● **Task goal**:
Which lines contain the string "električnu"? Please list every one of them.

● **Entries provided**:
■ ■ ■

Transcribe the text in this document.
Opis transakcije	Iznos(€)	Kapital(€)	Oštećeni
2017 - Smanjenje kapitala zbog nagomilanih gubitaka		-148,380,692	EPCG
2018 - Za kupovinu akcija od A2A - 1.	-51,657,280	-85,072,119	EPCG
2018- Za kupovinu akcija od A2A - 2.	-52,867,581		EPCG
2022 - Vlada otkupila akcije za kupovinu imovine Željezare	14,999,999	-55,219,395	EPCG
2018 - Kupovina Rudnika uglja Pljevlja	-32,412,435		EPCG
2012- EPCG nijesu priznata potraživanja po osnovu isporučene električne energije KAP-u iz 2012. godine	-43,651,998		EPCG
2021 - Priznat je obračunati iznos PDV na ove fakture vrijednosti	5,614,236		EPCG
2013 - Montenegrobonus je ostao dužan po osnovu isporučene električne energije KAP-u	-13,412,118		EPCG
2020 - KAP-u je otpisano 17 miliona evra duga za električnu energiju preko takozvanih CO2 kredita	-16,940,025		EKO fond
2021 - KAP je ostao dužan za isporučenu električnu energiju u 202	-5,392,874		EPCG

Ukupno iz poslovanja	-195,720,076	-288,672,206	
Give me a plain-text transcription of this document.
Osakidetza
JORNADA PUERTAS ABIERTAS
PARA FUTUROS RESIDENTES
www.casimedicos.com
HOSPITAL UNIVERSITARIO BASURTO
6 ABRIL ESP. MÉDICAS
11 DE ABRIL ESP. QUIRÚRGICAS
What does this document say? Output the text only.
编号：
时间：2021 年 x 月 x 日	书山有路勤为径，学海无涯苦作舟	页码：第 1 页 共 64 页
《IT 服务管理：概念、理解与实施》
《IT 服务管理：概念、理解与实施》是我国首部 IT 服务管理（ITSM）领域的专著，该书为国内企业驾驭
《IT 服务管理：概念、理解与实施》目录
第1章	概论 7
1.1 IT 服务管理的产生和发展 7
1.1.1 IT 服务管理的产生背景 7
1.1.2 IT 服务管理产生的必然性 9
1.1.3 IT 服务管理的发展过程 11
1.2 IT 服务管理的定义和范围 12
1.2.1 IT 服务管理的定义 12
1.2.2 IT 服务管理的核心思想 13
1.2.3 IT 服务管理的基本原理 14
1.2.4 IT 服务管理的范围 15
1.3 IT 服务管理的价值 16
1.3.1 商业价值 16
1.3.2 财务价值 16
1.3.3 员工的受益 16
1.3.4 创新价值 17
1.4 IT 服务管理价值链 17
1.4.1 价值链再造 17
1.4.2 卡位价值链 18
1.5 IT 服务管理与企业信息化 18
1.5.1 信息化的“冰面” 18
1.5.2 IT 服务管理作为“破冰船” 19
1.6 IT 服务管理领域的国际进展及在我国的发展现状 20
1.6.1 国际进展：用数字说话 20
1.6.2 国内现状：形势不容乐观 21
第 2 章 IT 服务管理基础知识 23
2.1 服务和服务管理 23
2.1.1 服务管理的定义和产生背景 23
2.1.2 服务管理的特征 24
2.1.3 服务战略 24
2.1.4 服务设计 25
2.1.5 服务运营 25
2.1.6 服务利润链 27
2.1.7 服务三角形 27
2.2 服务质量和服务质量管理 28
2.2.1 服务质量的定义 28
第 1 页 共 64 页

■ ■ ■

● **Complete output**:
2020 - KAP-u je otpisano 17 miliona evra duga za električnu energiju preko takozvanih CO2 kredita	-16,940,025		EKO fond
2021 - KAP je ostao dužan za isporučenu električnu energiju u 202	-5,392,874		EPCG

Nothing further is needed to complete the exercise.